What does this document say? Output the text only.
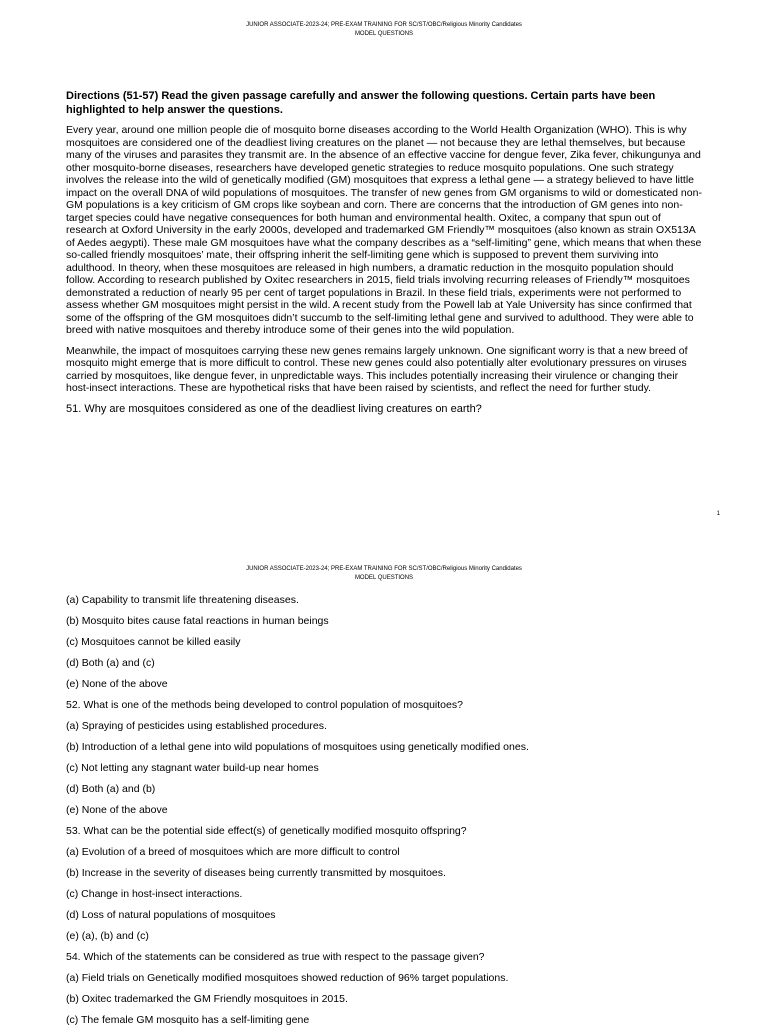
JUNIOR ASSOCIATE-2023-24; PRE-EXAM TRAINING FOR SC/ST/OBC/Religious Minority Candidates
MODEL QUESTIONS
Directions (51-57) Read the given passage carefully and answer the following questions. Certain parts have been highlighted to help answer the questions.
Every year, around one million people die of mosquito borne diseases according to the World Health Organization (WHO). This is why mosquitoes are considered one of the deadliest living creatures on the planet — not because they are lethal themselves, but because many of the viruses and parasites they transmit are. In the absence of an effective vaccine for dengue fever, Zika fever, chikungunya and other mosquito-borne diseases, researchers have developed genetic strategies to reduce mosquito populations. One such strategy involves the release into the wild of genetically modified (GM) mosquitoes that express a lethal gene — a strategy believed to have little impact on the overall DNA of wild populations of mosquitoes. The transfer of new genes from GM organisms to wild or domesticated non-GM populations is a key criticism of GM crops like soybean and corn. There are concerns that the introduction of GM genes into non-target species could have negative consequences for both human and environmental health. Oxitec, a company that spun out of research at Oxford University in the early 2000s, developed and trademarked GM Friendly™ mosquitoes (also known as strain OX513A of Aedes aegypti). These male GM mosquitoes have what the company describes as a “self-limiting” gene, which means that when these so-called friendly mosquitoes’ mate, their offspring inherit the self-limiting gene which is supposed to prevent them surviving into adulthood. In theory, when these mosquitoes are released in high numbers, a dramatic reduction in the mosquito population should follow. According to research published by Oxitec researchers in 2015, field trials involving recurring releases of Friendly™ mosquitoes demonstrated a reduction of nearly 95 per cent of target populations in Brazil. In these field trials, experiments were not performed to assess whether GM mosquitoes might persist in the wild. A recent study from the Powell lab at Yale University has since confirmed that some of the offspring of the GM mosquitoes didn’t succumb to the self-limiting lethal gene and survived to adulthood. They were able to breed with native mosquitoes and thereby introduce some of their genes into the wild population.
Meanwhile, the impact of mosquitoes carrying these new genes remains largely unknown. One significant worry is that a new breed of mosquito might emerge that is more difficult to control. These new genes could also potentially alter evolutionary pressures on viruses carried by mosquitoes, like dengue fever, in unpredictable ways. This includes potentially increasing their virulence or changing their host-insect interactions. These are hypothetical risks that have been raised by scientists, and reflect the need for further study.
51. Why are mosquitoes considered as one of the deadliest living creatures on earth?
1
JUNIOR ASSOCIATE-2023-24; PRE-EXAM TRAINING FOR SC/ST/OBC/Religious Minority Candidates
MODEL QUESTIONS
(a) Capability to transmit life threatening diseases.
(b) Mosquito bites cause fatal reactions in human beings
(c) Mosquitoes cannot be killed easily
(d) Both (a) and (c)
(e) None of the above
52. What is one of the methods being developed to control population of mosquitoes?
(a) Spraying of pesticides using established procedures.
(b) Introduction of a lethal gene into wild populations of mosquitoes using genetically modified ones.
(c) Not letting any stagnant water build-up near homes
(d) Both (a) and (b)
(e) None of the above
53. What can be the potential side effect(s) of genetically modified mosquito offspring?
(a) Evolution of a breed of mosquitoes which are more difficult to control
(b) Increase in the severity of diseases being currently transmitted by mosquitoes.
(c) Change in host-insect interactions.
(d) Loss of natural populations of mosquitoes
(e) (a), (b) and (c)
54. Which of the statements can be considered as true with respect to the passage given?
(a) Field trials on Genetically modified mosquitoes showed reduction of 96% target populations.
(b) Oxitec trademarked the GM Friendly mosquitoes in 2015.
(c) The female GM mosquito has a self-limiting gene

## ACTIVITY
Without the pictures, output the full listing exactly as it stands.

## WRITTEN ANSWER
What does this document say? Output the text only.
JUNIOR ASSOCIATE-2023-24; PRE-EXAM TRAINING FOR SC/ST/OBC/Religious Minority Candidates
MODEL QUESTIONS
Directions (51-57) Read the given passage carefully and answer the following questions. Certain parts have been highlighted to help answer the questions.
Every year, around one million people die of mosquito borne diseases according to the World Health Organization (WHO). This is why mosquitoes are considered one of the deadliest living creatures on the planet — not because they are lethal themselves, but because many of the viruses and parasites they transmit are. In the absence of an effective vaccine for dengue fever, Zika fever, chikungunya and other mosquito-borne diseases, researchers have developed genetic strategies to reduce mosquito populations. One such strategy involves the release into the wild of genetically modified (GM) mosquitoes that express a lethal gene — a strategy believed to have little impact on the overall DNA of wild populations of mosquitoes. The transfer of new genes from GM organisms to wild or domesticated non-GM populations is a key criticism of GM crops like soybean and corn. There are concerns that the introduction of GM genes into non-target species could have negative consequences for both human and environmental health. Oxitec, a company that spun out of research at Oxford University in the early 2000s, developed and trademarked GM Friendly™ mosquitoes (also known as strain OX513A of Aedes aegypti). These male GM mosquitoes have what the company describes as a “self-limiting” gene, which means that when these so-called friendly mosquitoes’ mate, their offspring inherit the self-limiting gene which is supposed to prevent them surviving into adulthood. In theory, when these mosquitoes are released in high numbers, a dramatic reduction in the mosquito population should follow. According to research published by Oxitec researchers in 2015, field trials involving recurring releases of Friendly™ mosquitoes demonstrated a reduction of nearly 95 per cent of target populations in Brazil. In these field trials, experiments were not performed to assess whether GM mosquitoes might persist in the wild. A recent study from the Powell lab at Yale University has since confirmed that some of the offspring of the GM mosquitoes didn’t succumb to the self-limiting lethal gene and survived to adulthood. They were able to breed with native mosquitoes and thereby introduce some of their genes into the wild population.
Meanwhile, the impact of mosquitoes carrying these new genes remains largely unknown. One significant worry is that a new breed of mosquito might emerge that is more difficult to control. These new genes could also potentially alter evolutionary pressures on viruses carried by mosquitoes, like dengue fever, in unpredictable ways. This includes potentially increasing their virulence or changing their host-insect interactions. These are hypothetical risks that have been raised by scientists, and reflect the need for further study.
51. Why are mosquitoes considered as one of the deadliest living creatures on earth?
1
JUNIOR ASSOCIATE-2023-24; PRE-EXAM TRAINING FOR SC/ST/OBC/Religious Minority Candidates
MODEL QUESTIONS
(a) Capability to transmit life threatening diseases.
(b) Mosquito bites cause fatal reactions in human beings
(c) Mosquitoes cannot be killed easily
(d) Both (a) and (c)
(e) None of the above
52. What is one of the methods being developed to control population of mosquitoes?
(a) Spraying of pesticides using established procedures.
(b) Introduction of a lethal gene into wild populations of mosquitoes using genetically modified ones.
(c) Not letting any stagnant water build-up near homes
(d) Both (a) and (b)
(e) None of the above
53. What can be the potential side effect(s) of genetically modified mosquito offspring?
(a) Evolution of a breed of mosquitoes which are more difficult to control
(b) Increase in the severity of diseases being currently transmitted by mosquitoes.
(c) Change in host-insect interactions.
(d) Loss of natural populations of mosquitoes
(e) (a), (b) and (c)
54. Which of the statements can be considered as true with respect to the passage given?
(a) Field trials on Genetically modified mosquitoes showed reduction of 96% target populations.
(b) Oxitec trademarked the GM Friendly mosquitoes in 2015.
(c) The female GM mosquito has a self-limiting gene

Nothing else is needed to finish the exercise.